Write out all lines holding the word "Copertura".
----------------
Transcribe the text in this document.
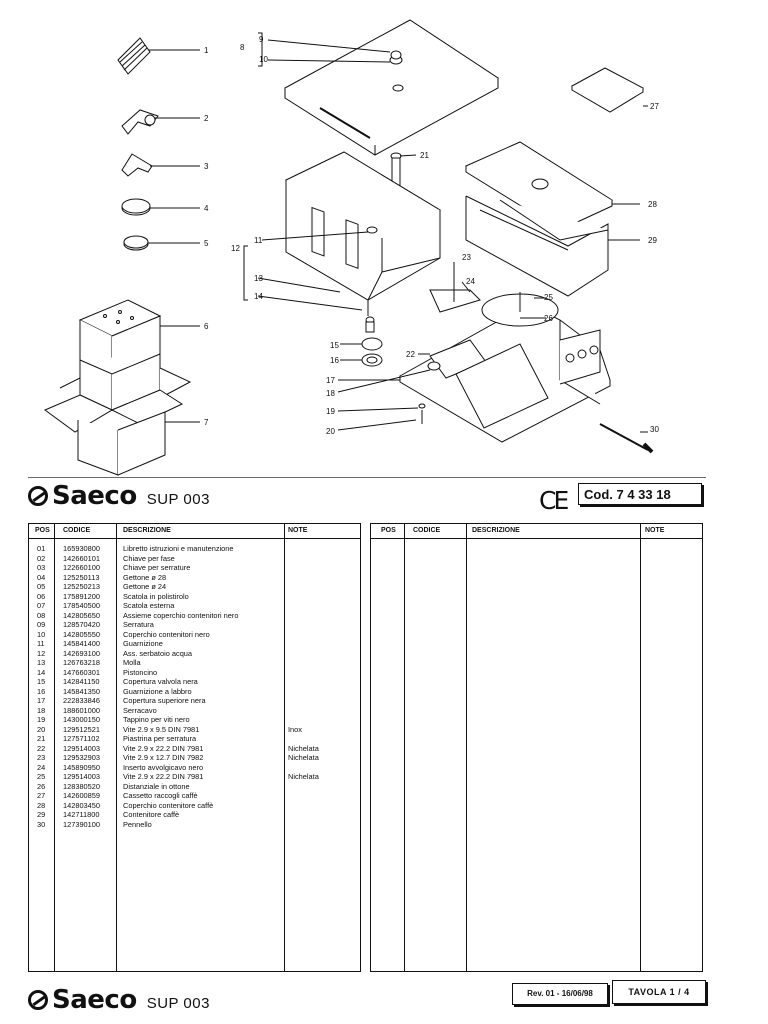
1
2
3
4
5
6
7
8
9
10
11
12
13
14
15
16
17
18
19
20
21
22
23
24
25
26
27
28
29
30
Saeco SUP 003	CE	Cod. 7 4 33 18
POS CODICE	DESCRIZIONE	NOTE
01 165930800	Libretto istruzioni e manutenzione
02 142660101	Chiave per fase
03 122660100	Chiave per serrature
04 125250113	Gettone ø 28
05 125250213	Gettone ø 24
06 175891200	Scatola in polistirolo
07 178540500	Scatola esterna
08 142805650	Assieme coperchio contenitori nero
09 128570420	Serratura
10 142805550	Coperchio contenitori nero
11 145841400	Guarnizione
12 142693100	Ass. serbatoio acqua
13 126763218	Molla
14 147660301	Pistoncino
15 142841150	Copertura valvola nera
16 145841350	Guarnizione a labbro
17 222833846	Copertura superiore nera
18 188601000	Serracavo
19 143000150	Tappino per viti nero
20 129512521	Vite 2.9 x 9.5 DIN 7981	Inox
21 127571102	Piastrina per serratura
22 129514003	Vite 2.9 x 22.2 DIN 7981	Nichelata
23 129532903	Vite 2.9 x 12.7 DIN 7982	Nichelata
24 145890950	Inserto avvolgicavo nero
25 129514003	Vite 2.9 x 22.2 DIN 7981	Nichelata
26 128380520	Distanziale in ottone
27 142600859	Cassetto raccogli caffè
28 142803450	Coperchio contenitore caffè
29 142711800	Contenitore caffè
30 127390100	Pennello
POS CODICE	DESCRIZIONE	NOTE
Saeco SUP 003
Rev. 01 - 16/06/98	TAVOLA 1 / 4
----------------
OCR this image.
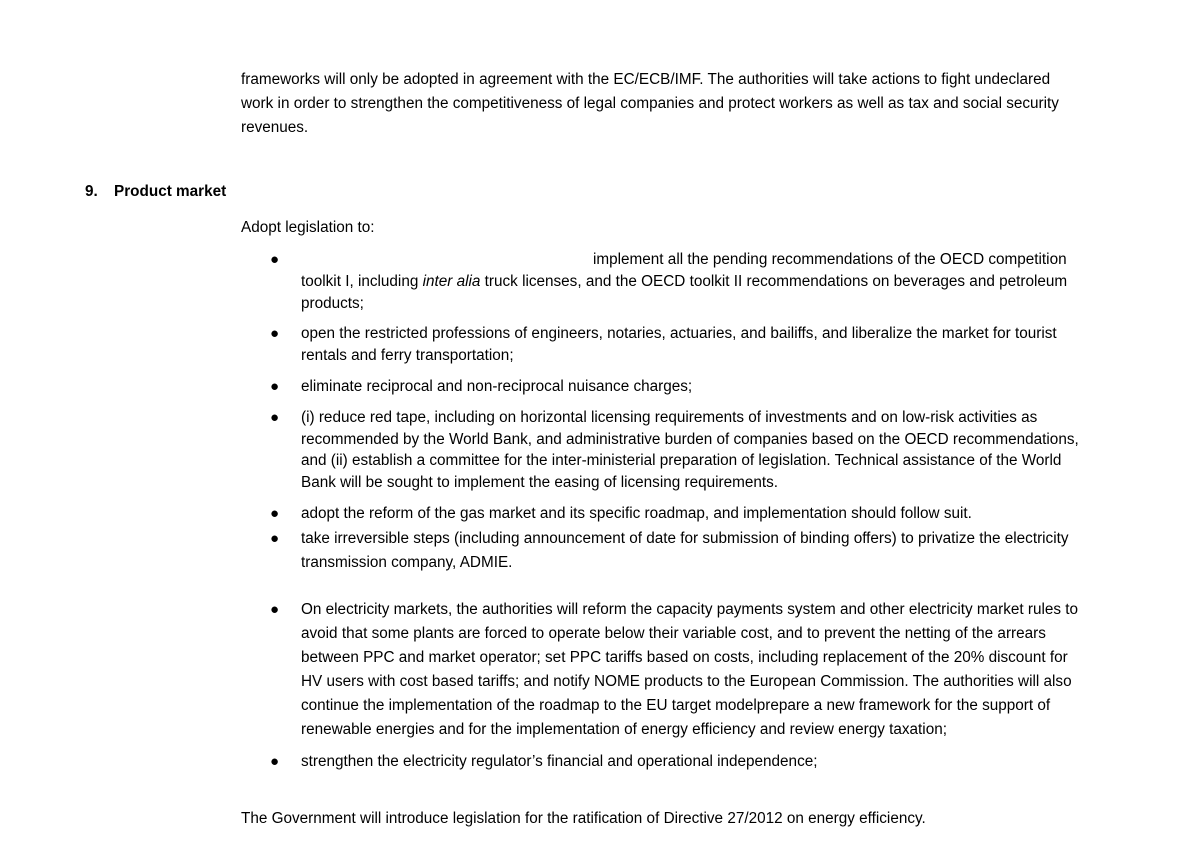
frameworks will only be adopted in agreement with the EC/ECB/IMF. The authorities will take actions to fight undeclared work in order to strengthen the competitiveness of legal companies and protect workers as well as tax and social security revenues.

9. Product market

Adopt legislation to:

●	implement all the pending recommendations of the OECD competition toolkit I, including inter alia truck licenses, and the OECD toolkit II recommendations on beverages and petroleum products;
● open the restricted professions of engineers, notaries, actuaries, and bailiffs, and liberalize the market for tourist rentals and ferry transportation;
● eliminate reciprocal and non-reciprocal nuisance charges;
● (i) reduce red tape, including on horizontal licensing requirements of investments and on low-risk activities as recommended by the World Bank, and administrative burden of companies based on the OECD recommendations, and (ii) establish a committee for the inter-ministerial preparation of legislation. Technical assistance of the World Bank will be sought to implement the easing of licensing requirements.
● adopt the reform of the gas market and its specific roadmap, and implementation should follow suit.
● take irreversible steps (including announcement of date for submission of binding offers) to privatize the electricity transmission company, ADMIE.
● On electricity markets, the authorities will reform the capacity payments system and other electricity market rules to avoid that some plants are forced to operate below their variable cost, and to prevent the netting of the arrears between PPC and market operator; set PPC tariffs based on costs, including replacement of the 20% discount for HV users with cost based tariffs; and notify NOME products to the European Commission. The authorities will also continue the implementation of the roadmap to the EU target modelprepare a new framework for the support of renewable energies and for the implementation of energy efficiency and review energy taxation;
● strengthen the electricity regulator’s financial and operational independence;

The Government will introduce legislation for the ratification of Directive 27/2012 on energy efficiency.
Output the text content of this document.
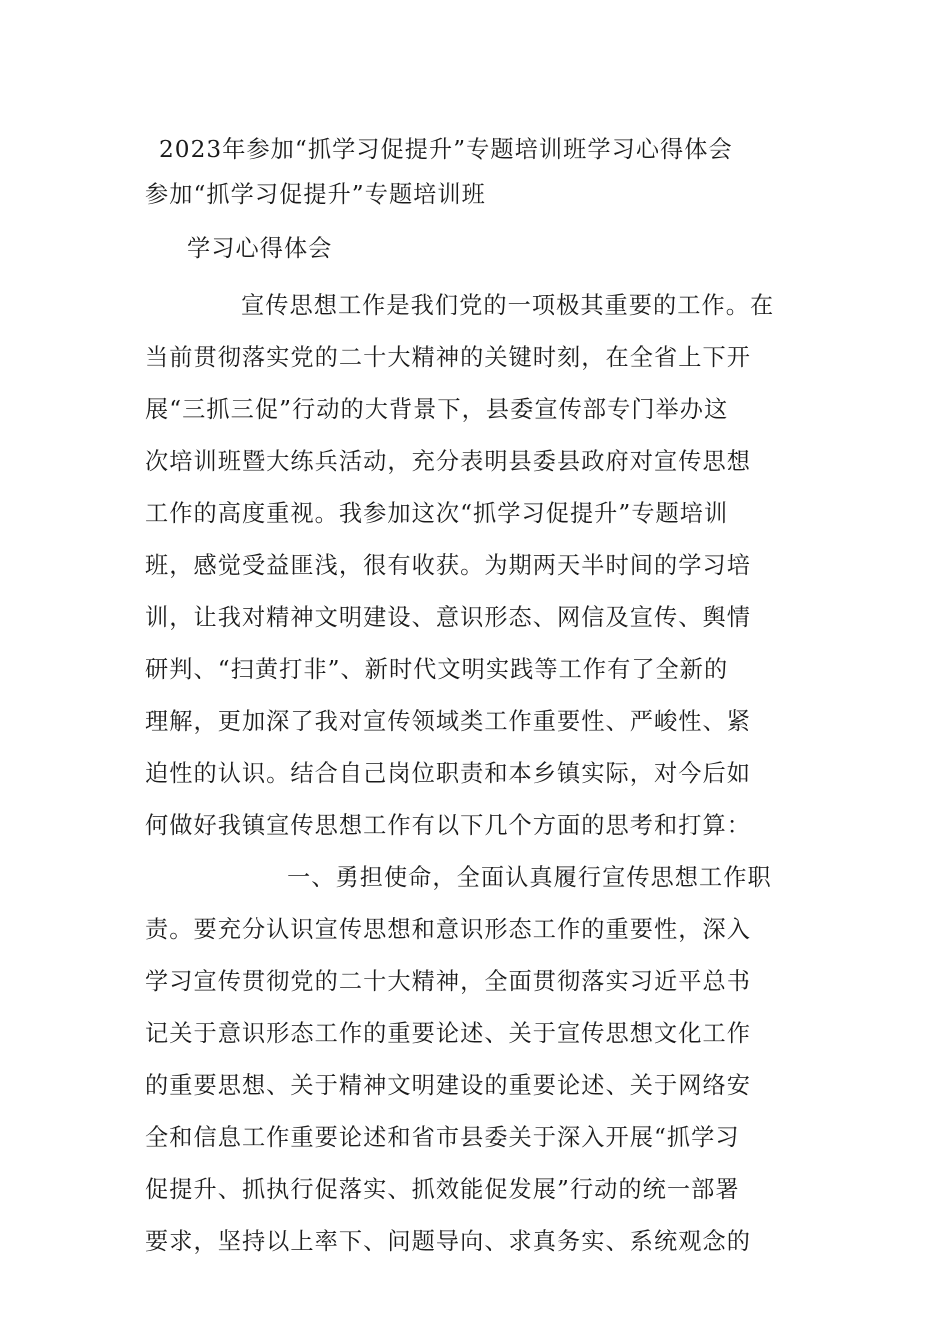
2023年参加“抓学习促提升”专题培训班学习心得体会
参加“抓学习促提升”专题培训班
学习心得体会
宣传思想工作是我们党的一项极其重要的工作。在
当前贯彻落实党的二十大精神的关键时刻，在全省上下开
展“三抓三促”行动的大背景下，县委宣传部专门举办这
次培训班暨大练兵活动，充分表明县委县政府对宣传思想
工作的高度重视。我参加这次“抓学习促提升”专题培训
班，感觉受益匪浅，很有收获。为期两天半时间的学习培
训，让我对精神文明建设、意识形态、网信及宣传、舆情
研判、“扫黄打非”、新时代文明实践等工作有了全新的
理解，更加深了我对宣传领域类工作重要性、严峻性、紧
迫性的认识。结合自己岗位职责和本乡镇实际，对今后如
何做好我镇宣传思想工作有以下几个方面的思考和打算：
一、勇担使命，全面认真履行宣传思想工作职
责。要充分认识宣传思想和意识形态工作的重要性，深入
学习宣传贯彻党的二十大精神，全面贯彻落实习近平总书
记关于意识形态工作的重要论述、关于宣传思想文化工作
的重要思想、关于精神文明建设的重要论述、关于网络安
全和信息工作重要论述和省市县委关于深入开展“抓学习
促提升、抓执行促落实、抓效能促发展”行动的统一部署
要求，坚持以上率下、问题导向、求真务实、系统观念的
----------------
Result -
15 142841150	Copertura valvola nera
17 222833846	Copertura superiore nera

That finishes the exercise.